◆ What you will do
Each entry below should be echoed exactly, with pictures omitted.

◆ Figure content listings
※ ※ ※
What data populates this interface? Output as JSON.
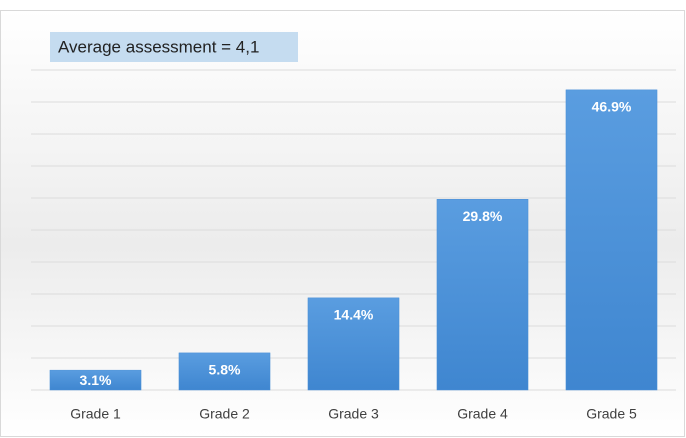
{
  "chart_data": {
    "type": "bar",
    "title": "Average assessment = 4,1",
    "categories": [
      "Grade 1",
      "Grade 2",
      "Grade 3",
      "Grade 4",
      "Grade 5"
    ],
    "values": [
      3.1,
      5.8,
      14.4,
      29.8,
      46.9
    ],
    "value_labels": [
      "3.1%",
      "5.8%",
      "14.4%",
      "29.8%",
      "46.9%"
    ],
    "color": "#4a8fd6",
    "ylim": [
      0,
      50
    ],
    "yticks": [
      0,
      5,
      10,
      15,
      20,
      25,
      30,
      35,
      40,
      45,
      50
    ],
    "grid": true
  }
}
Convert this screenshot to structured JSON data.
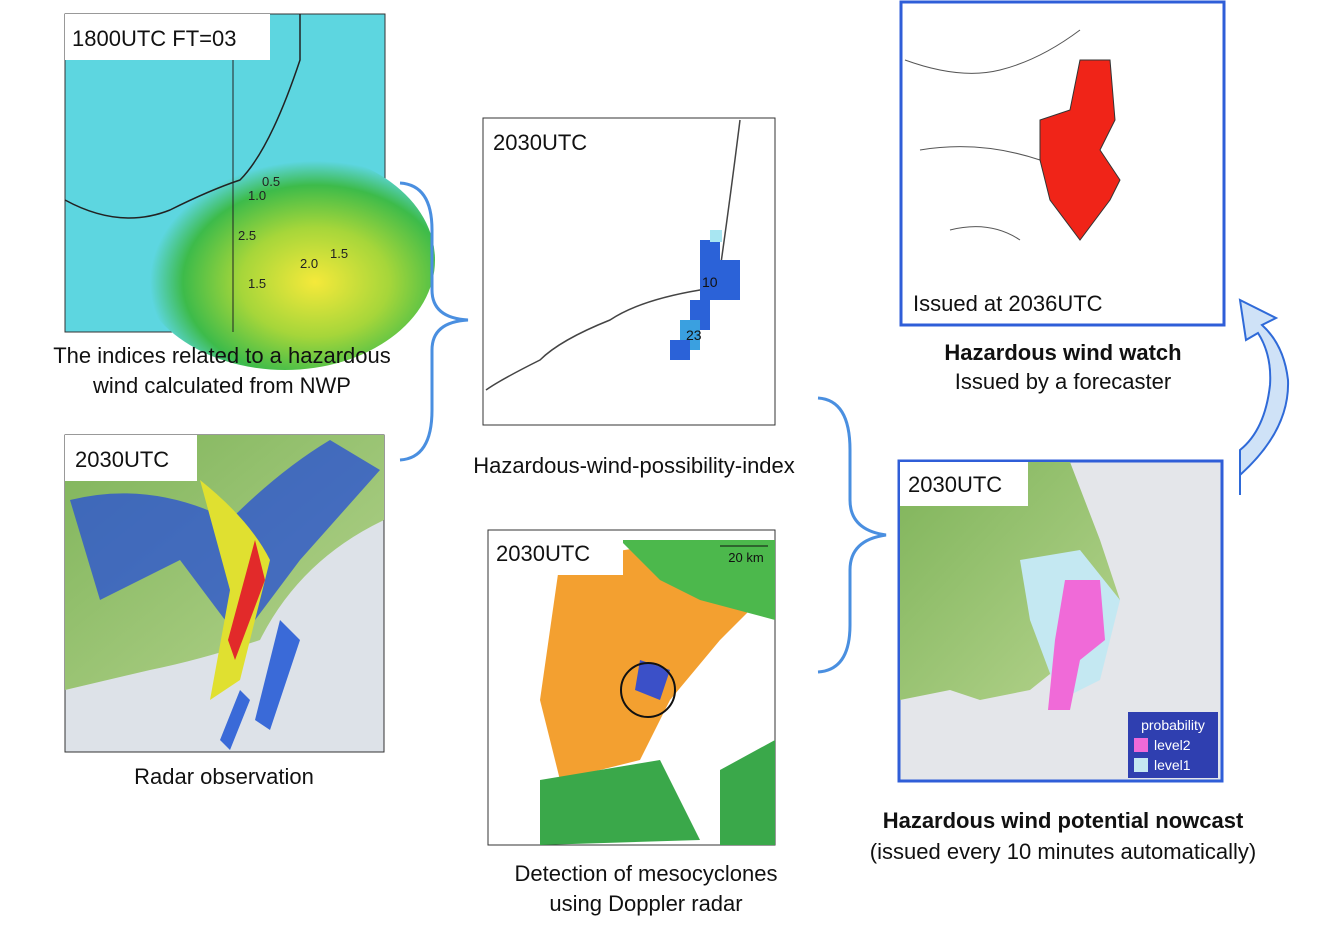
{
  "nwp": {
    "stamp": "1800UTC FT=03",
    "caption": [
      "The indices related to a hazardous",
      "wind calculated from NWP"
    ],
    "contour_labels": [
      "0.5",
      "1.0",
      "2.5",
      "2.0",
      "1.5",
      "1.5"
    ]
  },
  "radar": {
    "stamp": "2030UTC",
    "caption": [
      "Radar observation"
    ]
  },
  "index": {
    "stamp": "2030UTC",
    "caption": [
      "Hazardous-wind-possibility-index"
    ],
    "cell_labels": [
      "10",
      "23"
    ]
  },
  "doppler": {
    "stamp": "2030UTC",
    "scale": "20 km",
    "caption": [
      "Detection of mesocyclones",
      "using Doppler radar"
    ]
  },
  "watch": {
    "stamp": "Issued at 2036UTC",
    "caption": [
      "Hazardous wind watch",
      "Issued by a forecaster"
    ]
  },
  "nowcast": {
    "stamp": "2030UTC",
    "legend": {
      "title": "probability",
      "items": [
        "level2",
        "level1"
      ]
    },
    "caption": [
      "Hazardous wind potential nowcast",
      "(issued every 10 minutes automatically)"
    ]
  }
}
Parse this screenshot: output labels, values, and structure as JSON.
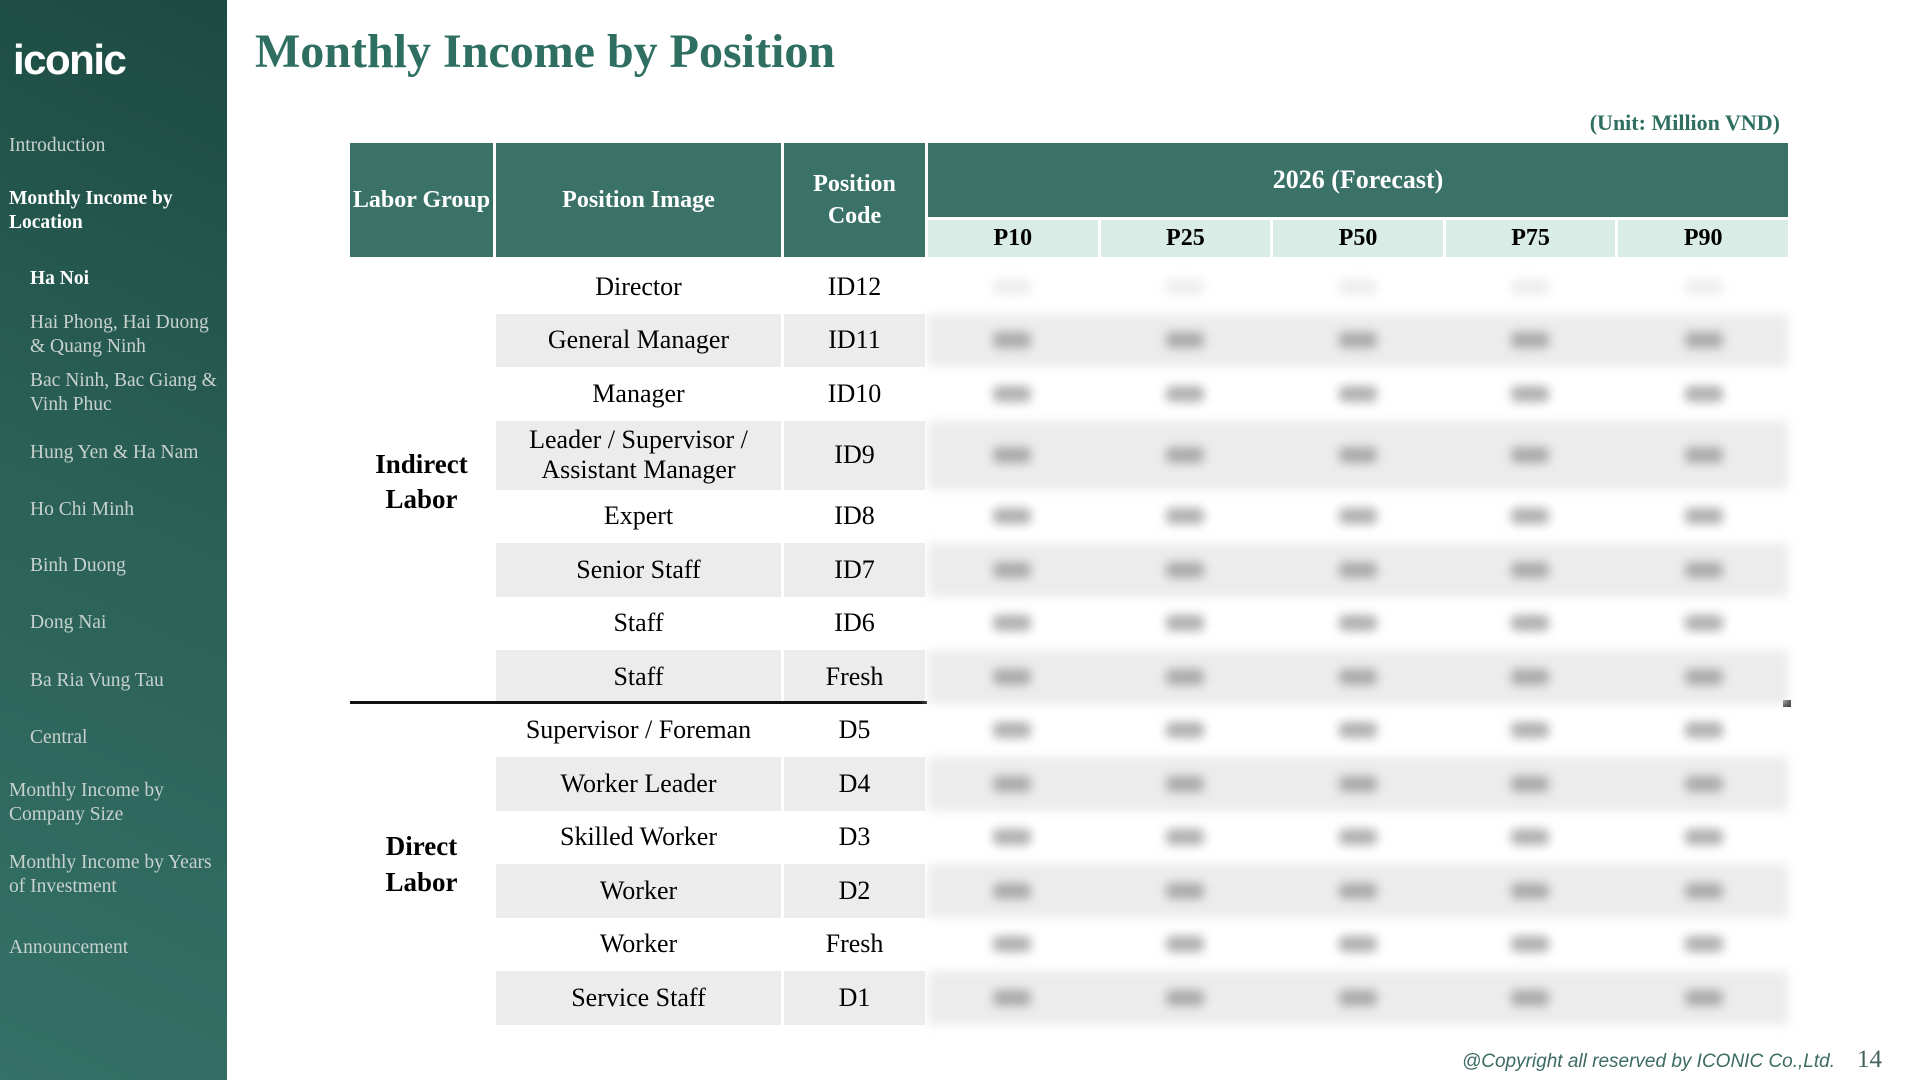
{
  "sidebar": {
    "logo": "iconic",
    "items": [
      {
        "label": "Introduction"
      },
      {
        "label": "Monthly Income by Location"
      },
      {
        "label": "Ha Noi"
      },
      {
        "label": "Hai Phong, Hai Duong & Quang Ninh"
      },
      {
        "label": "Bac Ninh, Bac Giang & Vinh Phuc"
      },
      {
        "label": "Hung Yen & Ha Nam"
      },
      {
        "label": "Ho Chi Minh"
      },
      {
        "label": "Binh Duong"
      },
      {
        "label": "Dong Nai"
      },
      {
        "label": "Ba Ria Vung Tau"
      },
      {
        "label": "Central"
      },
      {
        "label": "Monthly Income by Company Size"
      },
      {
        "label": "Monthly Income by Years of Investment"
      },
      {
        "label": "Announcement"
      }
    ]
  },
  "header": {
    "title": "Monthly Income by Position",
    "unit_note": "(Unit: Million VND)"
  },
  "table": {
    "columns": {
      "labor_group": "Labor Group",
      "position_image": "Position Image",
      "position_code": "Position Code",
      "forecast": "2026 (Forecast)",
      "percentiles": [
        "P10",
        "P25",
        "P50",
        "P75",
        "P90"
      ]
    },
    "groups": [
      {
        "label": "Indirect Labor"
      },
      {
        "label": "Direct Labor"
      }
    ],
    "values_obscured": true,
    "rows": [
      {
        "group": "Indirect Labor",
        "position": "Director",
        "code": "ID12",
        "tall": false,
        "values_blank": true
      },
      {
        "group": "Indirect Labor",
        "position": "General Manager",
        "code": "ID11",
        "tall": false
      },
      {
        "group": "Indirect Labor",
        "position": "Manager",
        "code": "ID10",
        "tall": false
      },
      {
        "group": "Indirect Labor",
        "position": "Leader / Supervisor / Assistant Manager",
        "code": "ID9",
        "tall": true
      },
      {
        "group": "Indirect Labor",
        "position": "Expert",
        "code": "ID8",
        "tall": false
      },
      {
        "group": "Indirect Labor",
        "position": "Senior Staff",
        "code": "ID7",
        "tall": false
      },
      {
        "group": "Indirect Labor",
        "position": "Staff",
        "code": "ID6",
        "tall": false
      },
      {
        "group": "Indirect Labor",
        "position": "Staff",
        "code": "Fresh",
        "tall": false
      },
      {
        "group": "Direct Labor",
        "position": "Supervisor / Foreman",
        "code": "D5",
        "tall": false
      },
      {
        "group": "Direct Labor",
        "position": "Worker Leader",
        "code": "D4",
        "tall": false
      },
      {
        "group": "Direct Labor",
        "position": "Skilled Worker",
        "code": "D3",
        "tall": false
      },
      {
        "group": "Direct Labor",
        "position": "Worker",
        "code": "D2",
        "tall": false
      },
      {
        "group": "Direct Labor",
        "position": "Worker",
        "code": "Fresh",
        "tall": false
      },
      {
        "group": "Direct Labor",
        "position": "Service Staff",
        "code": "D1",
        "tall": false
      }
    ]
  },
  "footer": {
    "copyright": "@Copyright all reserved by ICONIC Co.,Ltd.",
    "page": "14"
  }
}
※ ※ ※
◆ Solved exercise
What data populates this interface? Output as JSON.
{
  "chart_data": {
    "type": "bar",
    "title": "Average assessment = 4,1",
    "categories": [
      "Grade 1",
      "Grade 2",
      "Grade 3",
      "Grade 4",
      "Grade 5"
    ],
    "values": [
      3.1,
      5.8,
      14.4,
      29.8,
      46.9
    ],
    "value_labels": [
      "3.1%",
      "5.8%",
      "14.4%",
      "29.8%",
      "46.9%"
    ],
    "color": "#4a8fd6",
    "ylim": [
      0,
      50
    ],
    "yticks": [
      0,
      5,
      10,
      15,
      20,
      25,
      30,
      35,
      40,
      45,
      50
    ],
    "grid": true
  }
}
Convert this screenshot to structured JSON data.
{
  "nwp": {
    "stamp": "1800UTC FT=03",
    "caption": [
      "The indices related to a hazardous",
      "wind calculated from NWP"
    ],
    "contour_labels": [
      "0.5",
      "1.0",
      "2.5",
      "2.0",
      "1.5",
      "1.5"
    ]
  },
  "radar": {
    "stamp": "2030UTC",
    "caption": [
      "Radar observation"
    ]
  },
  "index": {
    "stamp": "2030UTC",
    "caption": [
      "Hazardous-wind-possibility-index"
    ],
    "cell_labels": [
      "10",
      "23"
    ]
  },
  "doppler": {
    "stamp": "2030UTC",
    "scale": "20 km",
    "caption": [
      "Detection of mesocyclones",
      "using Doppler radar"
    ]
  },
  "watch": {
    "stamp": "Issued at 2036UTC",
    "caption": [
      "Hazardous wind watch",
      "Issued by a forecaster"
    ]
  },
  "nowcast": {
    "stamp": "2030UTC",
    "legend": {
      "title": "probability",
      "items": [
        "level2",
        "level1"
      ]
    },
    "caption": [
      "Hazardous wind potential nowcast",
      "(issued every 10 minutes automatically)"
    ]
  }
}
Parse this screenshot: output labels, values, and structure as JSON.
{
  "sidebar": {
    "logo": "iconic",
    "items": [
      {
        "label": "Introduction"
      },
      {
        "label": "Monthly Income by Location"
      },
      {
        "label": "Ha Noi"
      },
      {
        "label": "Hai Phong, Hai Duong & Quang Ninh"
      },
      {
        "label": "Bac Ninh, Bac Giang & Vinh Phuc"
      },
      {
        "label": "Hung Yen & Ha Nam"
      },
      {
        "label": "Ho Chi Minh"
      },
      {
        "label": "Binh Duong"
      },
      {
        "label": "Dong Nai"
      },
      {
        "label": "Ba Ria Vung Tau"
      },
      {
        "label": "Central"
      },
      {
        "label": "Monthly Income by Company Size"
      },
      {
        "label": "Monthly Income by Years of Investment"
      },
      {
        "label": "Announcement"
      }
    ]
  },
  "header": {
    "title": "Monthly Income by Position",
    "unit_note": "(Unit: Million VND)"
  },
  "table": {
    "columns": {
      "labor_group": "Labor Group",
      "position_image": "Position Image",
      "position_code": "Position Code",
      "forecast": "2026 (Forecast)",
      "percentiles": [
        "P10",
        "P25",
        "P50",
        "P75",
        "P90"
      ]
    },
    "groups": [
      {
        "label": "Indirect Labor"
      },
      {
        "label": "Direct Labor"
      }
    ],
    "values_obscured": true,
    "rows": [
      {
        "group": "Indirect Labor",
        "position": "Director",
        "code": "ID12",
        "tall": false,
        "values_blank": true
      },
      {
        "group": "Indirect Labor",
        "position": "General Manager",
        "code": "ID11",
        "tall": false
      },
      {
        "group": "Indirect Labor",
        "position": "Manager",
        "code": "ID10",
        "tall": false
      },
      {
        "group": "Indirect Labor",
        "position": "Leader / Supervisor / Assistant Manager",
        "code": "ID9",
        "tall": true
      },
      {
        "group": "Indirect Labor",
        "position": "Expert",
        "code": "ID8",
        "tall": false
      },
      {
        "group": "Indirect Labor",
        "position": "Senior Staff",
        "code": "ID7",
        "tall": false
      },
      {
        "group": "Indirect Labor",
        "position": "Staff",
        "code": "ID6",
        "tall": false
      },
      {
        "group": "Indirect Labor",
        "position": "Staff",
        "code": "Fresh",
        "tall": false
      },
      {
        "group": "Direct Labor",
        "position": "Supervisor / Foreman",
        "code": "D5",
        "tall": false
      },
      {
        "group": "Direct Labor",
        "position": "Worker Leader",
        "code": "D4",
        "tall": false
      },
      {
        "group": "Direct Labor",
        "position": "Skilled Worker",
        "code": "D3",
        "tall": false
      },
      {
        "group": "Direct Labor",
        "position": "Worker",
        "code": "D2",
        "tall": false
      },
      {
        "group": "Direct Labor",
        "position": "Worker",
        "code": "Fresh",
        "tall": false
      },
      {
        "group": "Direct Labor",
        "position": "Service Staff",
        "code": "D1",
        "tall": false
      }
    ]
  },
  "footer": {
    "copyright": "@Copyright all reserved by ICONIC Co.,Ltd.",
    "page": "14"
  }
}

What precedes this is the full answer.